→ What is expected
Check each line of the material below, and copy it if it holds the string "machine".

--------------------------------------------------

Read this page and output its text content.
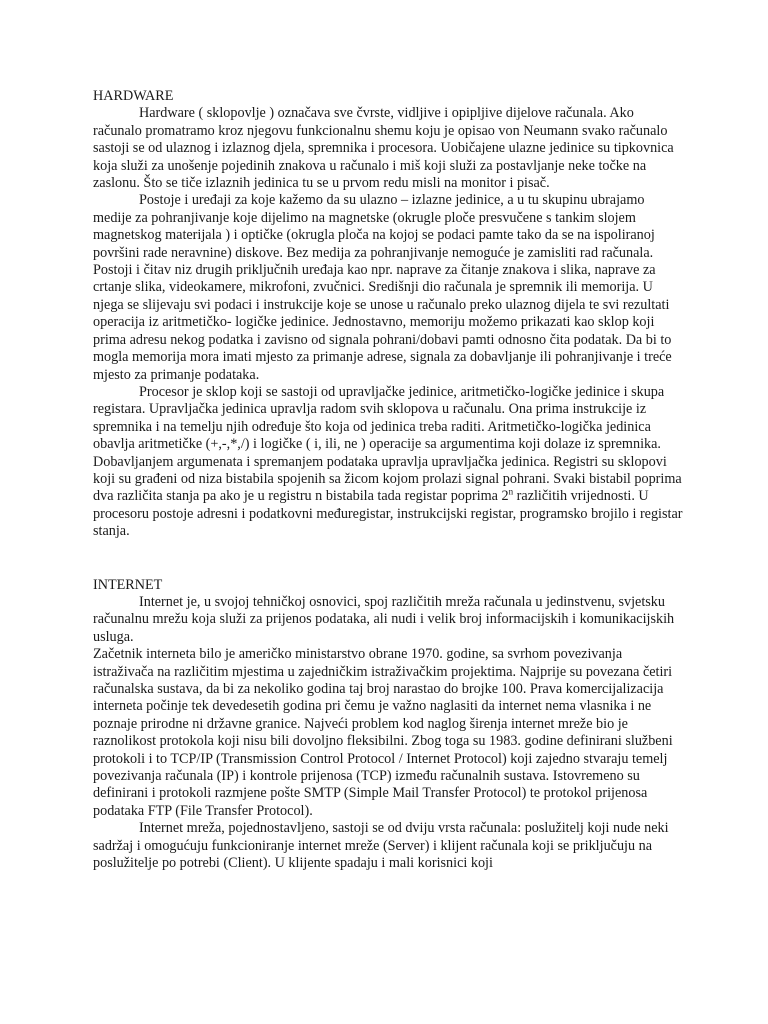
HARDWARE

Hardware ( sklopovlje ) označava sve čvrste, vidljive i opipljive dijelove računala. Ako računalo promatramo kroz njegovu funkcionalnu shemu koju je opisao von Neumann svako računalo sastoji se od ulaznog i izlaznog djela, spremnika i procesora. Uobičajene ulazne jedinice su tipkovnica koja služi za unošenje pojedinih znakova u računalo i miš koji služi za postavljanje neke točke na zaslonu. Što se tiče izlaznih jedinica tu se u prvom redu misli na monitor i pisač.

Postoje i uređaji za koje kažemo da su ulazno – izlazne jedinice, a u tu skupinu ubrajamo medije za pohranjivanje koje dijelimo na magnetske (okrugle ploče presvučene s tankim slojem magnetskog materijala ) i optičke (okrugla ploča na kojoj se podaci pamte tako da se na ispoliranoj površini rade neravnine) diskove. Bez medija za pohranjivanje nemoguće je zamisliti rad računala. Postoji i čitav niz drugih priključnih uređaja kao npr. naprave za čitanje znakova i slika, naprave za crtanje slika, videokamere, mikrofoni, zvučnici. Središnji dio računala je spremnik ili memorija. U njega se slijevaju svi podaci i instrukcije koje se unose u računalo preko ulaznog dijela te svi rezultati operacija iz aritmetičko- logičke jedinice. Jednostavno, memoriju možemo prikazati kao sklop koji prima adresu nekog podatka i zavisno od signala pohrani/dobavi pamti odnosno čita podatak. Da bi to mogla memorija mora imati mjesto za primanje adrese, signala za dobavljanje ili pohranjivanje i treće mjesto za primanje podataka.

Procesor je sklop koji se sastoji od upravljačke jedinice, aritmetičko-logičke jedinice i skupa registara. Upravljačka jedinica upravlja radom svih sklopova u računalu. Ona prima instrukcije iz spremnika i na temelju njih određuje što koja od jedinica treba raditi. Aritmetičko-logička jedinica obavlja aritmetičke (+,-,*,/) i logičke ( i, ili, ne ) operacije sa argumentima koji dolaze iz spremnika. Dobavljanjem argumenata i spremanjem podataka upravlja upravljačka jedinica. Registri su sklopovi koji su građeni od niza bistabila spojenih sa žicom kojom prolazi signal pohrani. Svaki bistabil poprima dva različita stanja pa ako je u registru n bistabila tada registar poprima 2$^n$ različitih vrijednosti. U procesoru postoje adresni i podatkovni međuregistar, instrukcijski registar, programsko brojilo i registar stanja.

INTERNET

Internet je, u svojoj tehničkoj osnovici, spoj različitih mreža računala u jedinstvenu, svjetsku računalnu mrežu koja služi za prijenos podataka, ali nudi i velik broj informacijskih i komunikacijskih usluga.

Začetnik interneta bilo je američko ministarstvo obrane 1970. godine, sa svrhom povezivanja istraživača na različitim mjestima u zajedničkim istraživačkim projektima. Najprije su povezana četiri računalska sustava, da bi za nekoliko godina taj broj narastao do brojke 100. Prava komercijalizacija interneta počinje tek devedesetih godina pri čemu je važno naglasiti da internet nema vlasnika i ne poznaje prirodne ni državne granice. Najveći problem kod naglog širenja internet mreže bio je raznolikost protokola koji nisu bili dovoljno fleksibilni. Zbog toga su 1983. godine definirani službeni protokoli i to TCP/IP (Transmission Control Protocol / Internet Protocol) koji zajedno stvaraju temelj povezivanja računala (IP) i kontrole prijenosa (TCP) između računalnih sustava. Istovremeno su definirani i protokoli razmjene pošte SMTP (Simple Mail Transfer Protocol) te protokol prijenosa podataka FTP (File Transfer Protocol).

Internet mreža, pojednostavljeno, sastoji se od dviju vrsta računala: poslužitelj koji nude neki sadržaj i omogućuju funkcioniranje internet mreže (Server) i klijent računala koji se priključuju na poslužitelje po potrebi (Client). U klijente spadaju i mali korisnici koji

--------------------------------------------------

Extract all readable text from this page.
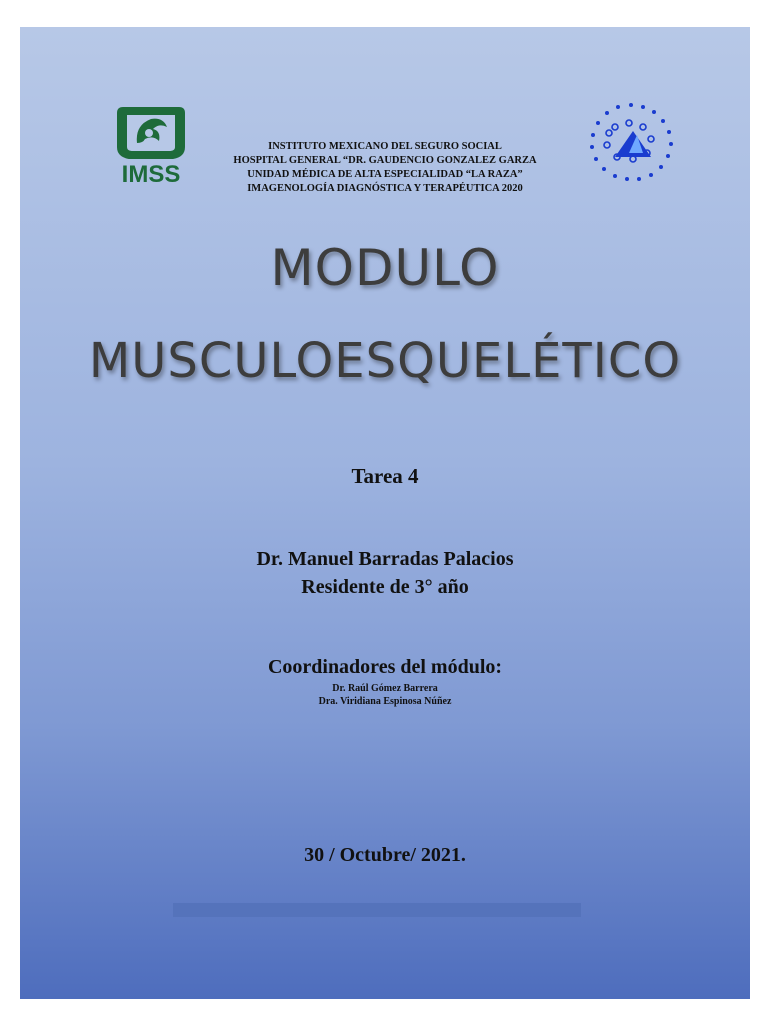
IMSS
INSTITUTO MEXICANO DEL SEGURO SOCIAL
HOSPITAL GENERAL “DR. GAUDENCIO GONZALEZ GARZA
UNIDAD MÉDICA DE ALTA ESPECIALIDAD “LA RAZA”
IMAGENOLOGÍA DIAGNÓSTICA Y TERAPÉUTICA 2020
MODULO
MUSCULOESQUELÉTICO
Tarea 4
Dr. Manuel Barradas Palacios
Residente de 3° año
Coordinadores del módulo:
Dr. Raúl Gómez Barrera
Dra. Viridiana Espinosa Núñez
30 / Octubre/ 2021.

--------------------------------------------------

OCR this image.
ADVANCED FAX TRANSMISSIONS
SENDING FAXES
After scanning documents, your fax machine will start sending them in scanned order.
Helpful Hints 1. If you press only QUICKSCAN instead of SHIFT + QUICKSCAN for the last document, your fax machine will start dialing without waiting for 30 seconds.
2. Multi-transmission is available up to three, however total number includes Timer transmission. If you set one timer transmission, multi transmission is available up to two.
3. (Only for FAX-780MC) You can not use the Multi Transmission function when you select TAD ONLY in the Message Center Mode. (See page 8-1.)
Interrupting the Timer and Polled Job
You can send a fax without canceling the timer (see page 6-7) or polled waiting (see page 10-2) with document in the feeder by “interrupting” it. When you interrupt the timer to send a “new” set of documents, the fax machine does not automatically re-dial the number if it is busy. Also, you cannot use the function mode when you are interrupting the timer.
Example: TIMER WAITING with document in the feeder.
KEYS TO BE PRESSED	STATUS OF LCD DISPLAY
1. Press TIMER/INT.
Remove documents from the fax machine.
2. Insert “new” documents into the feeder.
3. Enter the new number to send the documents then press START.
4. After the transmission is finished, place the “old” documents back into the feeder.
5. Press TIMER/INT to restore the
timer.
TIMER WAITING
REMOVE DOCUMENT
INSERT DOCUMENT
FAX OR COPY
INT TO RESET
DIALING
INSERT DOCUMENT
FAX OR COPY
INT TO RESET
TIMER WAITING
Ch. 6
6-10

--------------------------------------------------

→ Expected answer
After scanning documents, your fax machine will start sending them in scanned order.
Helpful Hints 1. If you press only QUICKSCAN instead of SHIFT + QUICKSCAN for the last document, your fax machine will start dialing without waiting for 30 seconds.
You can send a fax without canceling the timer (see page 6-7) or polled waiting (see page 10-2) with document in the feeder by “interrupting” it. When you interrupt the timer to send a “new” set of documents, the fax machine does not automatically re-dial the number if it is busy. Also, you cannot use the function mode when you are interrupting the timer.
Remove documents from the fax machine.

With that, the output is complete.